Could you rewrite the records, starting with the line containing "Localize all elements." and continuing through the line containing "coord-file-d-top: d — [250, 299, 258, 313]", with "Output format" swapped for "Required format" and everything else unchanged? Leave the pictures out of your answer.

* **Data provided**:
++++++++++
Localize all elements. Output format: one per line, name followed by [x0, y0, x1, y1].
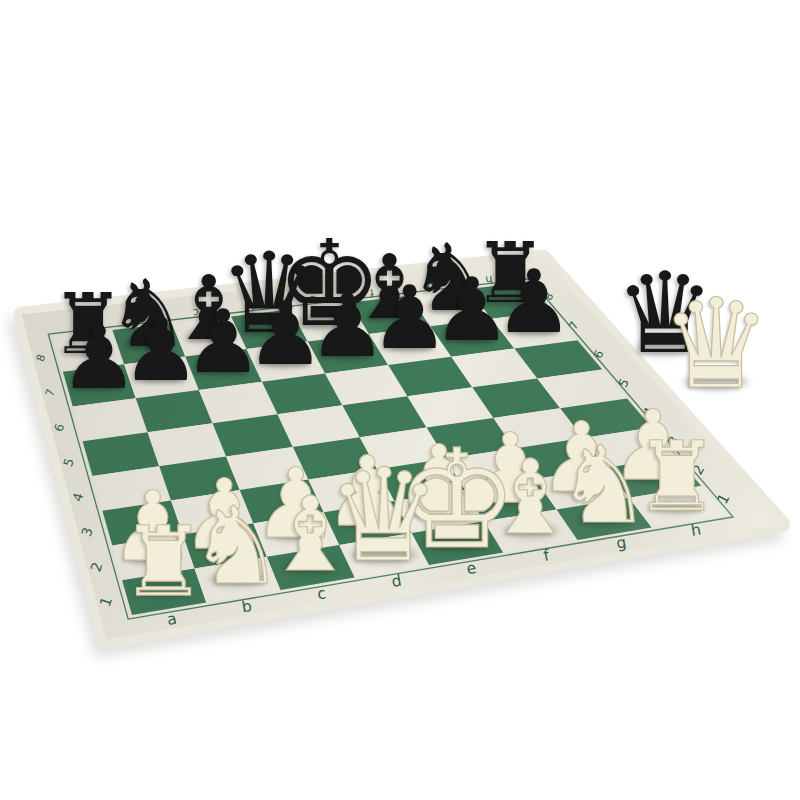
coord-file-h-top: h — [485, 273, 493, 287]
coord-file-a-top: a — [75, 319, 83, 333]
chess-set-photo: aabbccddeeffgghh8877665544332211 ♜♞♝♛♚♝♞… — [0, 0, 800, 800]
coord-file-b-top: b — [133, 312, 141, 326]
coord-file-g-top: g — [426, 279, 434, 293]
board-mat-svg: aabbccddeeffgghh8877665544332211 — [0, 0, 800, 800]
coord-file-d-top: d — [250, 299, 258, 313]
++++++++++
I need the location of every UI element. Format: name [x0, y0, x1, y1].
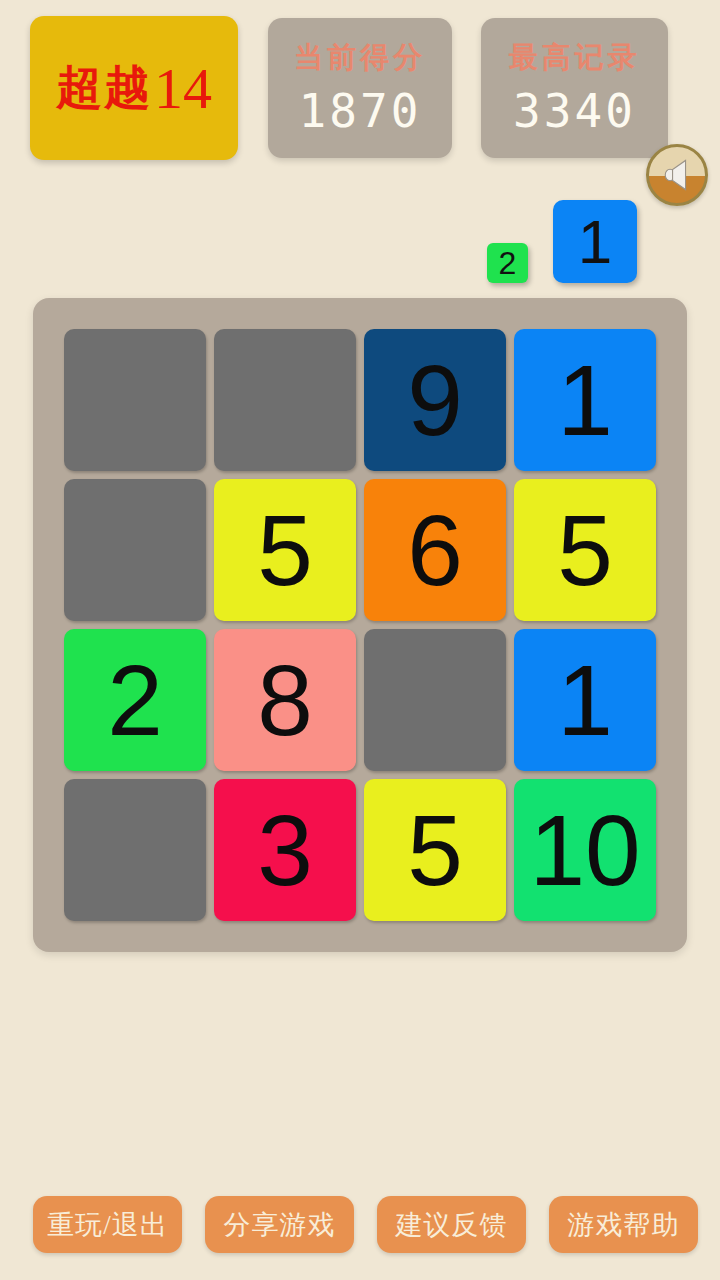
++++++++++
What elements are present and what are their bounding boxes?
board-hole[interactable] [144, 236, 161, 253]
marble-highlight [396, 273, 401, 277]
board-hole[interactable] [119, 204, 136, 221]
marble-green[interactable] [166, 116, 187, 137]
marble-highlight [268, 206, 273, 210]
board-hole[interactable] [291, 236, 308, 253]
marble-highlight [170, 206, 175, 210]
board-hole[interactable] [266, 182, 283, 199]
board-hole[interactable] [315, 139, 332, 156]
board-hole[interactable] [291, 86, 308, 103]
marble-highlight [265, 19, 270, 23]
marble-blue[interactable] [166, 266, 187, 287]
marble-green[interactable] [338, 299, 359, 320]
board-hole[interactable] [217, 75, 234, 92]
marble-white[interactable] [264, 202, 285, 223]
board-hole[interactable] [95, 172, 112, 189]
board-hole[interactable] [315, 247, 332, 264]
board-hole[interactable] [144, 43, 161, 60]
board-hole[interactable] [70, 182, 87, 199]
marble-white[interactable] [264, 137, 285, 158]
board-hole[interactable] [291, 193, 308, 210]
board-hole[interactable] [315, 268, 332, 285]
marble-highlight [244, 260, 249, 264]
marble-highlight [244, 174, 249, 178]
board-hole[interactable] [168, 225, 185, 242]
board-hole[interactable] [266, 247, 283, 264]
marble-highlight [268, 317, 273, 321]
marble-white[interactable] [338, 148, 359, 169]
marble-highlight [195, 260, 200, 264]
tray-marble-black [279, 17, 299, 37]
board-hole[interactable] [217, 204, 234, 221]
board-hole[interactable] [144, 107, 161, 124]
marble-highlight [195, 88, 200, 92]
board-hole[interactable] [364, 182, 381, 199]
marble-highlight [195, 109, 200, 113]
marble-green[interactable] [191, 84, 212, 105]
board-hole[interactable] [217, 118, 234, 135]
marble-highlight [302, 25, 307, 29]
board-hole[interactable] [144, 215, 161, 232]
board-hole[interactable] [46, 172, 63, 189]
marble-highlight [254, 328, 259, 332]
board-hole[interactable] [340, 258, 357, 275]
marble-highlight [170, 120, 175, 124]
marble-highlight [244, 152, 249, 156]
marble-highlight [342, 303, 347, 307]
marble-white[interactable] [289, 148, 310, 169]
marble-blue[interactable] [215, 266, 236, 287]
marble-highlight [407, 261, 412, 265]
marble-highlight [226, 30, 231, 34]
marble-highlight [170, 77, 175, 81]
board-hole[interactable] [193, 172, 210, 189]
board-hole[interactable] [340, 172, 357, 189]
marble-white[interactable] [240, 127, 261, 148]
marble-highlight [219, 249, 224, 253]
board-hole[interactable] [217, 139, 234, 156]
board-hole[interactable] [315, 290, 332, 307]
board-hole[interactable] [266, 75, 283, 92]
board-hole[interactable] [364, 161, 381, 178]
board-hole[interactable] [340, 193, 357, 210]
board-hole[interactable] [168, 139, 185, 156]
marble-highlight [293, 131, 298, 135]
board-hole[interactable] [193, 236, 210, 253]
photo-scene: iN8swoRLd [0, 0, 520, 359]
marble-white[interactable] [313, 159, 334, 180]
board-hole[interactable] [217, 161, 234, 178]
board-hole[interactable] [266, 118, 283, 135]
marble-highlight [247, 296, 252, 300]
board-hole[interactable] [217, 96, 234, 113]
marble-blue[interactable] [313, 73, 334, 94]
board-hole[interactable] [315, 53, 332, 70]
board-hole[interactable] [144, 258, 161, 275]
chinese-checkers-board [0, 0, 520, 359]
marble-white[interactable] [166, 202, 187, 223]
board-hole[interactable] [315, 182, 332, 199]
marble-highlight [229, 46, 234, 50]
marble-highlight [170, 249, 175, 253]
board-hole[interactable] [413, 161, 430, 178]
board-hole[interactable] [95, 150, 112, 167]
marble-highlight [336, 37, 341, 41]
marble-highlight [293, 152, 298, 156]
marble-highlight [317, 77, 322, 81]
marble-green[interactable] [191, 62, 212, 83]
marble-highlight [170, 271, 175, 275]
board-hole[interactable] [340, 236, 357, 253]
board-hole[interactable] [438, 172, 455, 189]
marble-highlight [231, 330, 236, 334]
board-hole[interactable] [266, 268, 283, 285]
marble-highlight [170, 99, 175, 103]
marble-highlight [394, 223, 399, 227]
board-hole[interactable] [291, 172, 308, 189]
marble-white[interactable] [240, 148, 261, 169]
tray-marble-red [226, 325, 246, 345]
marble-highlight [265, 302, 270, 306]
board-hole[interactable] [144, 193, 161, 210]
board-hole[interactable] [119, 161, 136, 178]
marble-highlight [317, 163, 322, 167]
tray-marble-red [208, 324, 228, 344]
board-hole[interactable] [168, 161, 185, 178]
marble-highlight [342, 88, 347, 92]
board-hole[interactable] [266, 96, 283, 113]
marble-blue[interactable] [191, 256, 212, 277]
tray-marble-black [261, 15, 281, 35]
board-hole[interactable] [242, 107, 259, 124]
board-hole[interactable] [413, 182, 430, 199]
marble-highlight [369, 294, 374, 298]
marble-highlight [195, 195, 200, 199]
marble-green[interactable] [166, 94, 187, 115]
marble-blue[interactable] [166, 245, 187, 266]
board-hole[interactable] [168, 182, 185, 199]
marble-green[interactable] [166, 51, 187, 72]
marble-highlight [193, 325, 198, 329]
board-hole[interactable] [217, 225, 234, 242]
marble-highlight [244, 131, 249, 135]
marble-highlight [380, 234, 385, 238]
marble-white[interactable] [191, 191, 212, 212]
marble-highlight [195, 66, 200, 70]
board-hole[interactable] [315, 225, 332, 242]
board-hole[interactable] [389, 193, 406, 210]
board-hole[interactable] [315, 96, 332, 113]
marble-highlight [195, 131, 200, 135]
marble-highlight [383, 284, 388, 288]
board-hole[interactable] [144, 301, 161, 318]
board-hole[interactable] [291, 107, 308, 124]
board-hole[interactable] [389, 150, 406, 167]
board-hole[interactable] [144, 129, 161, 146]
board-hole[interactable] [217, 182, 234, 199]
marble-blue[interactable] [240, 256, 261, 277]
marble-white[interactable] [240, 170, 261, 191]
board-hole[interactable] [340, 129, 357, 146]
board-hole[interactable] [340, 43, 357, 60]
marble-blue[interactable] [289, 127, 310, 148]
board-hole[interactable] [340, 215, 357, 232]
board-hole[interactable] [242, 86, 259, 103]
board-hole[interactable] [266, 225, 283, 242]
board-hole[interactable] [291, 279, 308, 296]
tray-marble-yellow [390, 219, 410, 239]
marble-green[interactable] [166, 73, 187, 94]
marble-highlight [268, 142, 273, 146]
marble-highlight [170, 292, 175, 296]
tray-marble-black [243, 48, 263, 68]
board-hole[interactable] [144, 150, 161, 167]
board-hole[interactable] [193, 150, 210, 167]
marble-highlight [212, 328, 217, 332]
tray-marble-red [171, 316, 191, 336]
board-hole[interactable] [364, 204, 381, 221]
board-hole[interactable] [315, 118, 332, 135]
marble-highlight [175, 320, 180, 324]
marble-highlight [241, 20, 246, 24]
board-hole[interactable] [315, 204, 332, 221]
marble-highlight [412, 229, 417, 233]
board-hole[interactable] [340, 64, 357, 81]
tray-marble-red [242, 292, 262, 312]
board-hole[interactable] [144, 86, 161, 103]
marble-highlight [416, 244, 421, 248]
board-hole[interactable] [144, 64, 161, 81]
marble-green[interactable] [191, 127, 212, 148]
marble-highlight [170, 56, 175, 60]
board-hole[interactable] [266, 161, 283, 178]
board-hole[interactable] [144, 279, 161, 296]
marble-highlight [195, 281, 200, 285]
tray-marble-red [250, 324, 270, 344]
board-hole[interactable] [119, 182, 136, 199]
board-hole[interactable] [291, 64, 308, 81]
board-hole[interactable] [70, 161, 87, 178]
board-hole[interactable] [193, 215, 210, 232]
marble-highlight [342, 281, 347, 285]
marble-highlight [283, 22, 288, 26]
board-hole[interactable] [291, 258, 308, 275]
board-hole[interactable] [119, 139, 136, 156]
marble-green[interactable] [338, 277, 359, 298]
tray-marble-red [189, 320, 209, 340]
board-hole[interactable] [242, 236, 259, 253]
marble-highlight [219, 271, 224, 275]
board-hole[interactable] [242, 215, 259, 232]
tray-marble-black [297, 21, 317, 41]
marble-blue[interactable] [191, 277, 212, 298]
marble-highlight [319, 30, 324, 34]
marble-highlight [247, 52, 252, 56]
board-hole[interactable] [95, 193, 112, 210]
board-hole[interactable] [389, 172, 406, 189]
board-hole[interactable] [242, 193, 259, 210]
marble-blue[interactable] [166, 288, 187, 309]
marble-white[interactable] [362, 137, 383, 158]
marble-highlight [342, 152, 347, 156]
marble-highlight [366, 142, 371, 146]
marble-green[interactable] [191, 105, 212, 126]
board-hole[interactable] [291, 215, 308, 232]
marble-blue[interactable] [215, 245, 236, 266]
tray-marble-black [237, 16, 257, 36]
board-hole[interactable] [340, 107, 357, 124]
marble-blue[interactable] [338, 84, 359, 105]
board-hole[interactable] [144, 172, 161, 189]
++++++++++
* **Solved problem**:
Localize all elements. Required format: one per line, name followed by [x0, y0, x1, y1].
coord-file-h-top: h — [485, 273, 493, 287]
coord-file-a-top: a — [75, 319, 83, 333]
chess-set-photo: aabbccddeeffgghh8877665544332211 ♜♞♝♛♚♝♞… — [0, 0, 800, 800]
coord-file-b-top: b — [133, 312, 141, 326]
coord-file-g-top: g — [426, 279, 434, 293]
board-mat-svg: aabbccddeeffgghh8877665544332211 — [0, 0, 800, 800]
coord-file-d-top: d — [250, 299, 258, 313]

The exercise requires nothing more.